# Instructions to follow:
In the material below, find each line holding the string "Pierre" and copy it.

# Entries shown:
>>>

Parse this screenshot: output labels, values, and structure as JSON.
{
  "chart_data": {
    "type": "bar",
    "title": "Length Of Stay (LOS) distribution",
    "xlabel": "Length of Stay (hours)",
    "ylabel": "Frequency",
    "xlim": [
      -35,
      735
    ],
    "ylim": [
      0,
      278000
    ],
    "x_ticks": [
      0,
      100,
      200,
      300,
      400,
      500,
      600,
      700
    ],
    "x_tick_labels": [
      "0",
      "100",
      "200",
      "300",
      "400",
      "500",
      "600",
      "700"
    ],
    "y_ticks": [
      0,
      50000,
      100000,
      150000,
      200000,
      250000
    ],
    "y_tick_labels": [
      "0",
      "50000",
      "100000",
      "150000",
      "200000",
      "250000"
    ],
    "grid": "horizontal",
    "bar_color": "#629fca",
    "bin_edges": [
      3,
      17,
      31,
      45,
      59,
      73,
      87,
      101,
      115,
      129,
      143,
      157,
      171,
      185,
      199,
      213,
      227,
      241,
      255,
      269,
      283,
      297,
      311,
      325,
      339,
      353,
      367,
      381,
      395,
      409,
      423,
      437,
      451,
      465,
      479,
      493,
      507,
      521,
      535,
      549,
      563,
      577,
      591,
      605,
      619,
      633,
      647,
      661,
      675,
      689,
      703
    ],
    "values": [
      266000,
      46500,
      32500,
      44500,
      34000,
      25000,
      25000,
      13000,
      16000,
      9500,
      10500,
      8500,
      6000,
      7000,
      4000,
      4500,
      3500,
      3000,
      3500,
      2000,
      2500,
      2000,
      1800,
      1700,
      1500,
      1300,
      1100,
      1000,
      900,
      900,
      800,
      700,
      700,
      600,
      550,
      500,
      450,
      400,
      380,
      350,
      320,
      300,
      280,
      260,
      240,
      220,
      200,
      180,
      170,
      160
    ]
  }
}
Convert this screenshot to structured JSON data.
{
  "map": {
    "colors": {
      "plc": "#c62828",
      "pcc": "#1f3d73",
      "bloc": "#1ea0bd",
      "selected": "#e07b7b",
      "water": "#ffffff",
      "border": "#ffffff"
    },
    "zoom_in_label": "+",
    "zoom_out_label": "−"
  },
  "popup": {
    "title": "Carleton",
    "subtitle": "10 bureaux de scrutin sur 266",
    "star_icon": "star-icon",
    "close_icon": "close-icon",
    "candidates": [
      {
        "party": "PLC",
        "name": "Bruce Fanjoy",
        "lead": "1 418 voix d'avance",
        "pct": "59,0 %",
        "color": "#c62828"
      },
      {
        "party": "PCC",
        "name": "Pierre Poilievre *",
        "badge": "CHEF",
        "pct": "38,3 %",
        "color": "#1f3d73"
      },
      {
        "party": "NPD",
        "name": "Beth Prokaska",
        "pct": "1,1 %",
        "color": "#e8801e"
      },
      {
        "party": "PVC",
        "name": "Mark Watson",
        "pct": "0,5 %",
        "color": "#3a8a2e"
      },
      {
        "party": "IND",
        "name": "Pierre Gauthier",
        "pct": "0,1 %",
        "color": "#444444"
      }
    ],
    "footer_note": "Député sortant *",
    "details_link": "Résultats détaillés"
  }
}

<<<

# In response:
        "name": "Pierre Poilievre *",
        "name": "Pierre Gauthier",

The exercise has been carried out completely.